• PROBLEM DESCRIPTION
Find the string "name" and gather every line that holds it.

• INFORMATION GIVEN
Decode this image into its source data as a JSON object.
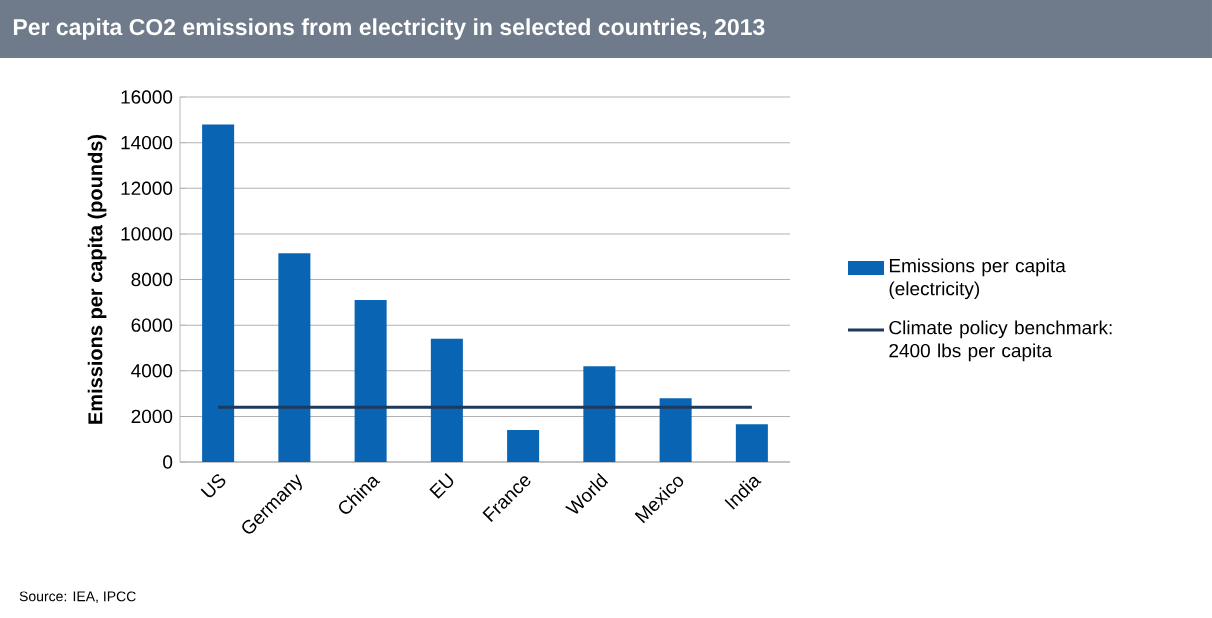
{
  "chart_data": {
    "type": "bar",
    "title": "Per capita CO2 emissions from electricity in selected countries, 2013",
    "categories": [
      "US",
      "Germany",
      "China",
      "EU",
      "France",
      "World",
      "Mexico",
      "India"
    ],
    "series": [
      {
        "name": "Emissions per capita (electricity)",
        "color": "#0a64b4",
        "values": [
          14800,
          9150,
          7100,
          5400,
          1400,
          4200,
          2800,
          1650
        ]
      },
      {
        "name": "Climate policy benchmark: 2400 lbs per capita",
        "type": "line",
        "color": "#1d3a5c",
        "values": [
          2400,
          2400,
          2400,
          2400,
          2400,
          2400,
          2400,
          2400
        ]
      }
    ],
    "ylabel": "Emissions per capita (pounds)",
    "ylim": [
      0,
      16000
    ],
    "yticks": [
      0,
      2000,
      4000,
      6000,
      8000,
      10000,
      12000,
      14000,
      16000
    ],
    "grid": "y",
    "legend": "right",
    "annotations": [
      "Source: IEA, IPCC"
    ]
  }
}
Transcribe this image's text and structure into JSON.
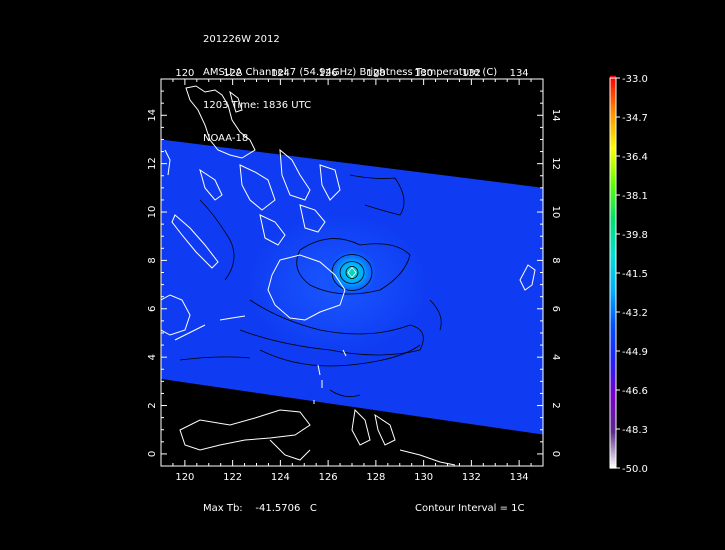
{
  "header": {
    "line1": "201226W 2012",
    "line2": "AMSU-A Channel 7 (54.94GHz) Brightness Temperature (C)",
    "line3": "1203 Time: 1836 UTC",
    "line4": "NOAA-18"
  },
  "footer": {
    "max_tb_label": "Max Tb:",
    "max_tb_value": "-41.5706",
    "max_tb_unit": "C",
    "contour_interval": "Contour Interval = 1C"
  },
  "chart_data": {
    "type": "heatmap",
    "title": "AMSU-A Channel 7 (54.94GHz) Brightness Temperature (C)",
    "xlim": [
      119,
      135
    ],
    "ylim": [
      -0.5,
      15.5
    ],
    "x_ticks": [
      "120",
      "122",
      "124",
      "126",
      "128",
      "130",
      "132",
      "134"
    ],
    "y_ticks": [
      "0",
      "2",
      "4",
      "6",
      "8",
      "10",
      "12",
      "14"
    ],
    "max_tb": -41.5706,
    "max_location": [
      127.0,
      7.5
    ],
    "contour_interval_c": 1,
    "swath_background_c": -46.0,
    "colorbar": {
      "min": -50.0,
      "max": -33.0,
      "tick_labels": [
        "-33.0",
        "-34.7",
        "-36.4",
        "-38.1",
        "-39.8",
        "-41.5",
        "-43.2",
        "-44.9",
        "-46.6",
        "-48.3",
        "-50.0"
      ],
      "colors": [
        "#ffffff",
        "#5a2a8a",
        "#7a00c8",
        "#2020ff",
        "#0050ff",
        "#00b0ff",
        "#00e0d0",
        "#00e070",
        "#60ff00",
        "#ffff00",
        "#ff9000",
        "#ff0000"
      ]
    },
    "swath_edges": {
      "top": [
        [
          119,
          13.0
        ],
        [
          135,
          11.0
        ]
      ],
      "bottom": [
        [
          119,
          3.1
        ],
        [
          135,
          0.8
        ]
      ]
    }
  }
}
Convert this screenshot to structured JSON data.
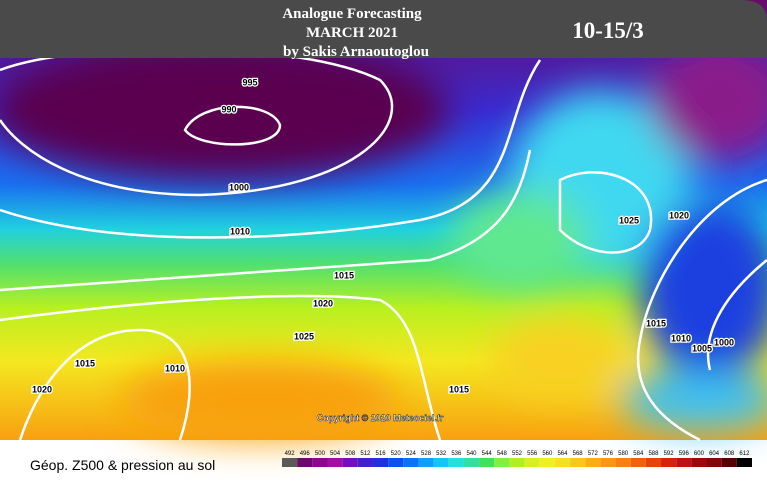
{
  "header": {
    "title_lines": [
      "Analogue Forecasting",
      "MARCH 2021",
      "by Sakis Arnaoutoglou"
    ],
    "period": "10-15/3"
  },
  "map": {
    "isobar_labels": [
      "995",
      "990",
      "1000",
      "1010",
      "1015",
      "1020",
      "1025",
      "1015",
      "1010",
      "1020",
      "1015",
      "1025",
      "1020",
      "1015",
      "1010",
      "1005",
      "1000"
    ],
    "copyright": "Copyright © 2020 Meteociel.fr"
  },
  "legend": {
    "title": "Géop. Z500 & pression au sol",
    "scale_labels": [
      492,
      496,
      500,
      504,
      508,
      512,
      516,
      520,
      524,
      528,
      532,
      536,
      540,
      544,
      548,
      552,
      556,
      560,
      564,
      568,
      572,
      576,
      580,
      584,
      588,
      592,
      596,
      600,
      604,
      608,
      612
    ]
  }
}
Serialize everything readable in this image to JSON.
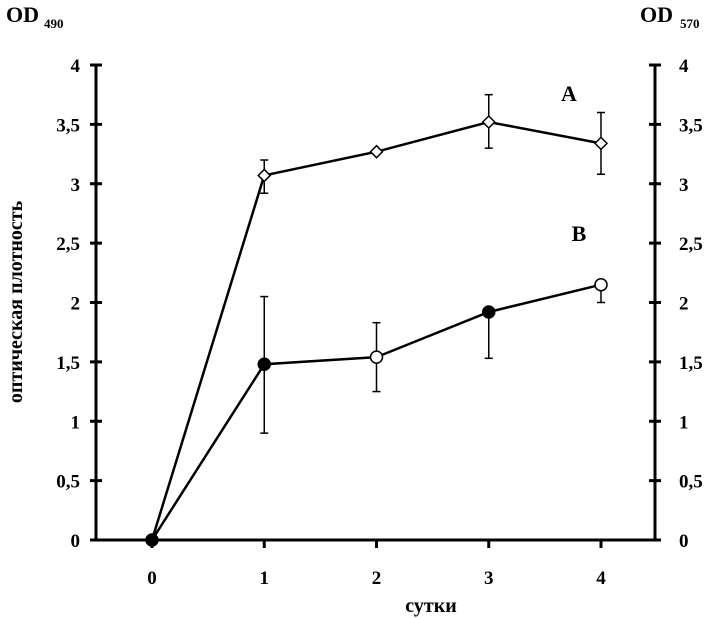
{
  "chart_data": {
    "type": "line",
    "xlabel": "сутки",
    "ylabel": "оптическая плотность",
    "y_left_title": {
      "main": "OD",
      "sub": "490"
    },
    "y_right_title": {
      "main": "OD",
      "sub": "570"
    },
    "x": [
      0,
      1,
      2,
      3,
      4
    ],
    "x_ticks": [
      "0",
      "1",
      "2",
      "3",
      "4"
    ],
    "ylim": [
      0,
      4
    ],
    "y_ticks": [
      "0",
      "0,5",
      "1",
      "1,5",
      "2",
      "2,5",
      "3",
      "3,5",
      "4"
    ],
    "grid": false,
    "series": [
      {
        "name": "A",
        "marker": "diamond",
        "values": [
          0.0,
          3.07,
          3.27,
          3.52,
          3.34
        ],
        "err_low": [
          null,
          2.92,
          null,
          3.3,
          3.08
        ],
        "err_high": [
          null,
          3.2,
          null,
          3.75,
          3.6
        ]
      },
      {
        "name": "B",
        "marker": "circle",
        "values": [
          0.0,
          1.48,
          1.54,
          1.92,
          2.15
        ],
        "filled": [
          true,
          true,
          false,
          true,
          false
        ],
        "err_low": [
          null,
          0.9,
          1.25,
          1.53,
          2.0
        ],
        "err_high": [
          null,
          2.05,
          1.83,
          null,
          null
        ]
      }
    ]
  }
}
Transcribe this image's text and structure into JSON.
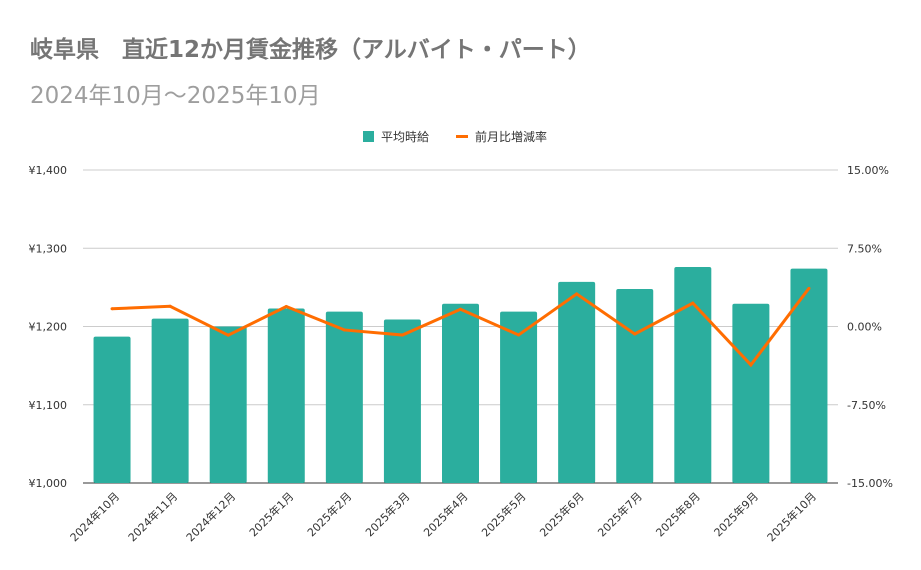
{
  "chart_data": {
    "type": "bar+line",
    "title": "岐阜県　直近12か月賃金推移（アルバイト・パート）",
    "subtitle": "2024年10月～2025年10月",
    "categories": [
      "2024年10月",
      "2024年11月",
      "2024年12月",
      "2025年1月",
      "2025年2月",
      "2025年3月",
      "2025年4月",
      "2025年5月",
      "2025年6月",
      "2025年7月",
      "2025年8月",
      "2025年9月",
      "2025年10月"
    ],
    "series": [
      {
        "name": "平均時給",
        "type": "bar",
        "axis": "left",
        "color": "#2bae9e",
        "values": [
          1187,
          1210,
          1200,
          1223,
          1219,
          1209,
          1229,
          1219,
          1257,
          1248,
          1276,
          1229,
          1274
        ]
      },
      {
        "name": "前月比増減率",
        "type": "line",
        "axis": "right",
        "color": "#ff6d01",
        "values": [
          1.7,
          1.94,
          -0.83,
          1.92,
          -0.33,
          -0.82,
          1.65,
          -0.81,
          3.12,
          -0.72,
          2.24,
          -3.68,
          3.66
        ]
      }
    ],
    "left_axis": {
      "ylim": [
        1000,
        1400
      ],
      "ticks": [
        "¥1,000",
        "¥1,100",
        "¥1,200",
        "¥1,300",
        "¥1,400"
      ]
    },
    "right_axis": {
      "ylim": [
        -15,
        15
      ],
      "ticks": [
        "-15.00%",
        "-7.50%",
        "0.00%",
        "7.50%",
        "15.00%"
      ]
    },
    "grid": true,
    "legend": "top"
  }
}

• REPLY TO THE EXERCISE
        "name": "Emissions per capita (electricity)",
        "name": "Climate policy benchmark: 2400 lbs per capita",
        "name": "A",
        "name": "B",
        "name": "平均時給",
        "name": "前月比増減率",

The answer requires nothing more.